> [Request]: Go through the material below, count the lines with the word "numbers", and reply with the count alone.

==============================

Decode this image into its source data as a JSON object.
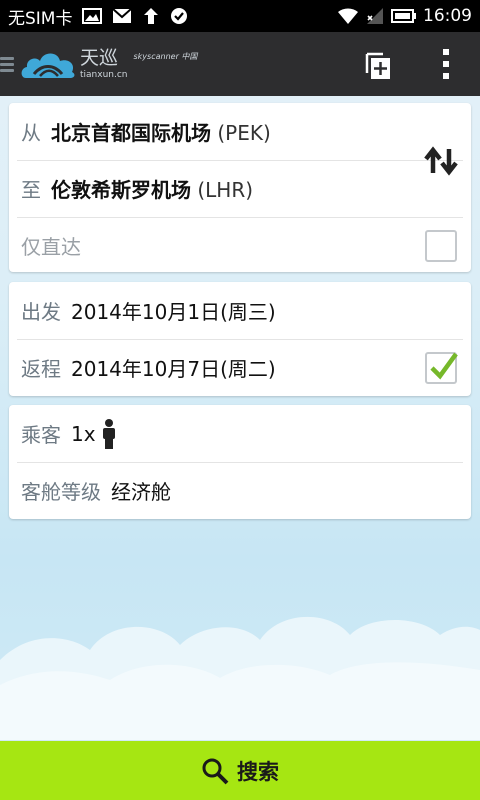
{
  "status_bar": {
    "carrier": "无SIM卡",
    "time": "16:09",
    "icons_left": [
      "image-icon",
      "mail-icon",
      "upload-icon",
      "check-circle-icon"
    ],
    "icons_right": [
      "wifi-icon",
      "signal-icon",
      "battery-icon"
    ]
  },
  "action_bar": {
    "logo_cn": "天巡",
    "logo_sub": "tianxun.cn",
    "logo_brand": "skyscanner 中国",
    "actions": [
      "copy-add-icon",
      "overflow-menu-icon"
    ]
  },
  "route": {
    "from_label": "从",
    "from_name": "北京首都国际机场",
    "from_code": "(PEK)",
    "to_label": "至",
    "to_name": "伦敦希斯罗机场",
    "to_code": "(LHR)",
    "direct_label": "仅直达",
    "direct_checked": false
  },
  "dates": {
    "depart_label": "出发",
    "depart_value": "2014年10月1日(周三)",
    "return_label": "返程",
    "return_value": "2014年10月7日(周二)",
    "return_checked": true
  },
  "passengers": {
    "passenger_label": "乘客",
    "passenger_count": "1x",
    "class_label": "客舱等级",
    "class_value": "经济舱"
  },
  "search": {
    "label": "搜索"
  },
  "colors": {
    "accent_green": "#a6e612",
    "check_green": "#76b82a",
    "actionbar_bg": "#2d2d2f"
  }
}
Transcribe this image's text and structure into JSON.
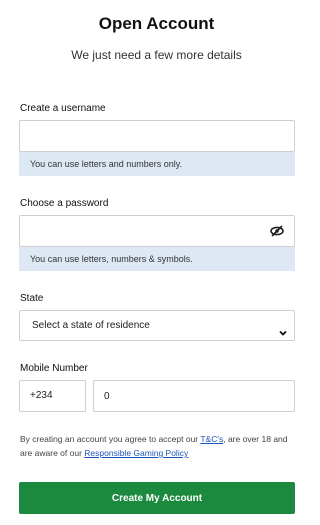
{
  "header": {
    "title": "Open Account",
    "subtitle": "We just need a few more details"
  },
  "username": {
    "label": "Create a username",
    "value": "",
    "hint": "You can use letters and numbers only."
  },
  "password": {
    "label": "Choose a password",
    "value": "",
    "hint": "You can use letters, numbers & symbols.",
    "toggle_icon": "eye-slash-icon"
  },
  "state": {
    "label": "State",
    "selected": "Select a state of residence",
    "icon": "chevron-down-icon"
  },
  "mobile": {
    "label": "Mobile Number",
    "country_code": "+234",
    "number_value": "0"
  },
  "terms": {
    "prefix": "By creating an account you agree to accept our ",
    "tcs_link": "T&C's",
    "middle": ", are over 18 and are aware of our ",
    "policy_link": "Responsible Gaming Policy"
  },
  "cta": {
    "label": "Create My Account"
  },
  "colors": {
    "cta": "#1c8a3e",
    "hint_bg": "#dde8f4",
    "link": "#1a55b8"
  }
}
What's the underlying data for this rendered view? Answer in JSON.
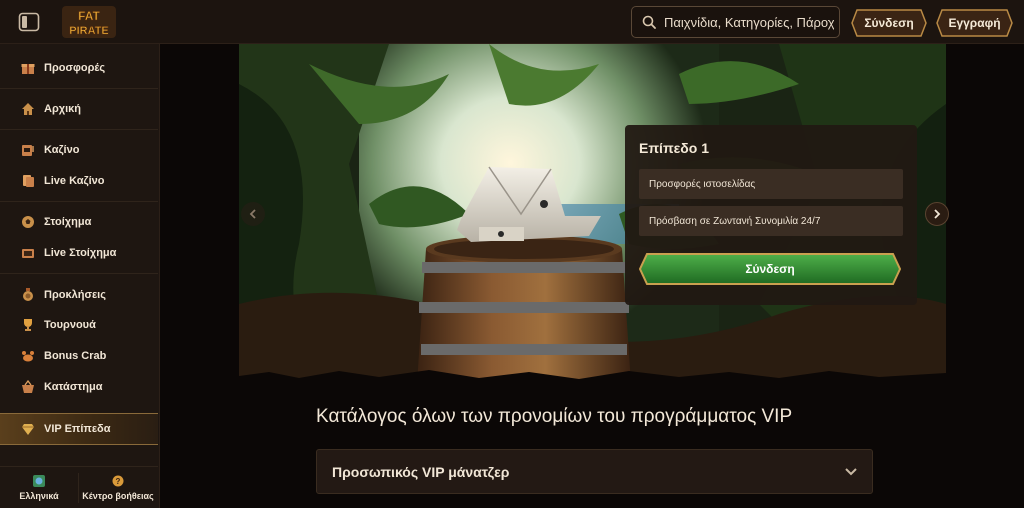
{
  "header": {
    "logo_text_top": "FAT",
    "logo_text_bottom": "PIRATE",
    "search_placeholder": "Παιχνίδια, Κατηγορίες, Πάροχοι",
    "login_label": "Σύνδεση",
    "register_label": "Εγγραφή"
  },
  "sidebar": {
    "items": [
      {
        "label": "Προσφορές",
        "icon": "gift-icon"
      },
      {
        "label": "Αρχική",
        "icon": "home-icon"
      },
      {
        "label": "Καζίνο",
        "icon": "slot-machine-icon"
      },
      {
        "label": "Live Καζίνο",
        "icon": "cards-icon"
      },
      {
        "label": "Στοίχημα",
        "icon": "soccer-ball-icon"
      },
      {
        "label": "Live Στοίχημα",
        "icon": "live-tv-icon"
      },
      {
        "label": "Προκλήσεις",
        "icon": "medal-icon"
      },
      {
        "label": "Τουρνουά",
        "icon": "trophy-icon"
      },
      {
        "label": "Bonus Crab",
        "icon": "crab-icon"
      },
      {
        "label": "Κατάστημα",
        "icon": "basket-icon"
      },
      {
        "label": "VIP Επίπεδα",
        "icon": "diamond-icon"
      }
    ],
    "active_item": "VIP Επίπεδα",
    "bottom": {
      "language_label": "Ελληνικά",
      "help_label": "Κέντρο βοήθειας"
    }
  },
  "main": {
    "level_card": {
      "title": "Επίπεδο 1",
      "benefits": [
        "Προσφορές ιστοσελίδας",
        "Πρόσβαση σε Ζωντανή Συνομιλία 24/7"
      ],
      "login_button": "Σύνδεση"
    },
    "section_title": "Κατάλογος όλων των προνομίων του προγράμματος VIP",
    "accordion": {
      "label": "Προσωπικός VIP μάνατζερ"
    }
  },
  "colors": {
    "background": "#0b0706",
    "panel": "#1e1611",
    "accent_gold": "#c9a04f",
    "button_green": "#2f8a33"
  }
}
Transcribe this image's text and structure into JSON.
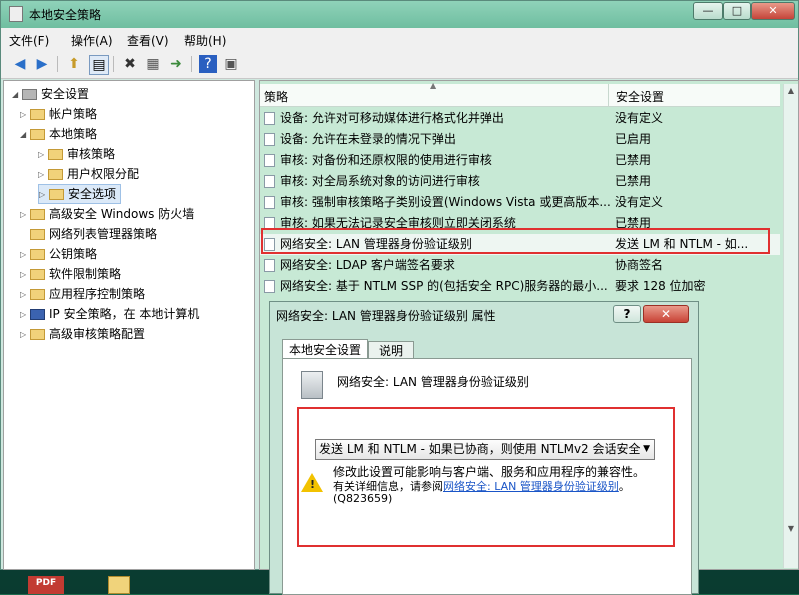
{
  "window": {
    "title": "本地安全策略",
    "min_label": "—",
    "max_label": "□",
    "close_label": "✕"
  },
  "menu": [
    "文件(F)",
    "操作(A)",
    "查看(V)",
    "帮助(H)"
  ],
  "tree": [
    {
      "label": "安全设置"
    },
    {
      "label": "帐户策略"
    },
    {
      "label": "本地策略"
    },
    {
      "label": "审核策略"
    },
    {
      "label": "用户权限分配"
    },
    {
      "label": "安全选项"
    },
    {
      "label": "高级安全 Windows 防火墙"
    },
    {
      "label": "网络列表管理器策略"
    },
    {
      "label": "公钥策略"
    },
    {
      "label": "软件限制策略"
    },
    {
      "label": "应用程序控制策略"
    },
    {
      "label": "IP 安全策略，在 本地计算机"
    },
    {
      "label": "高级审核策略配置"
    }
  ],
  "list": {
    "header_policy": "策略",
    "header_setting": "安全设置",
    "rows": [
      {
        "policy": "设备: 允许对可移动媒体进行格式化并弹出",
        "setting": "没有定义"
      },
      {
        "policy": "设备: 允许在未登录的情况下弹出",
        "setting": "已启用"
      },
      {
        "policy": "审核: 对备份和还原权限的使用进行审核",
        "setting": "已禁用"
      },
      {
        "policy": "审核: 对全局系统对象的访问进行审核",
        "setting": "已禁用"
      },
      {
        "policy": "审核: 强制审核策略子类别设置(Windows Vista 或更高版本...",
        "setting": "没有定义"
      },
      {
        "policy": "审核: 如果无法记录安全审核则立即关闭系统",
        "setting": "已禁用"
      },
      {
        "policy": "网络安全: LAN 管理器身份验证级别",
        "setting": "发送 LM 和 NTLM - 如..."
      },
      {
        "policy": "网络安全: LDAP 客户端签名要求",
        "setting": "协商签名"
      },
      {
        "policy": "网络安全: 基于 NTLM SSP 的(包括安全 RPC)服务器的最小...",
        "setting": "要求 128 位加密"
      }
    ]
  },
  "dialog": {
    "title": "网络安全: LAN 管理器身份验证级别 属性",
    "help_label": "?",
    "close_label": "✕",
    "tabs": [
      "本地安全设置",
      "说明"
    ],
    "policy_name": "网络安全: LAN 管理器身份验证级别",
    "selected_value": "发送 LM 和 NTLM - 如果已协商，则使用 NTLMv2 会话安全",
    "warning_line1": "修改此设置可能影响与客户端、服务和应用程序的兼容性。",
    "warning_line2_prefix": "有关详细信息，请参阅",
    "warning_link": "网络安全: LAN 管理器身份验证级别",
    "warning_line2_suffix": "。",
    "warning_line3": "(Q823659)"
  },
  "desktop": {
    "pdf_label": "PDF"
  }
}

==============================

> [Solution for this problem]: 2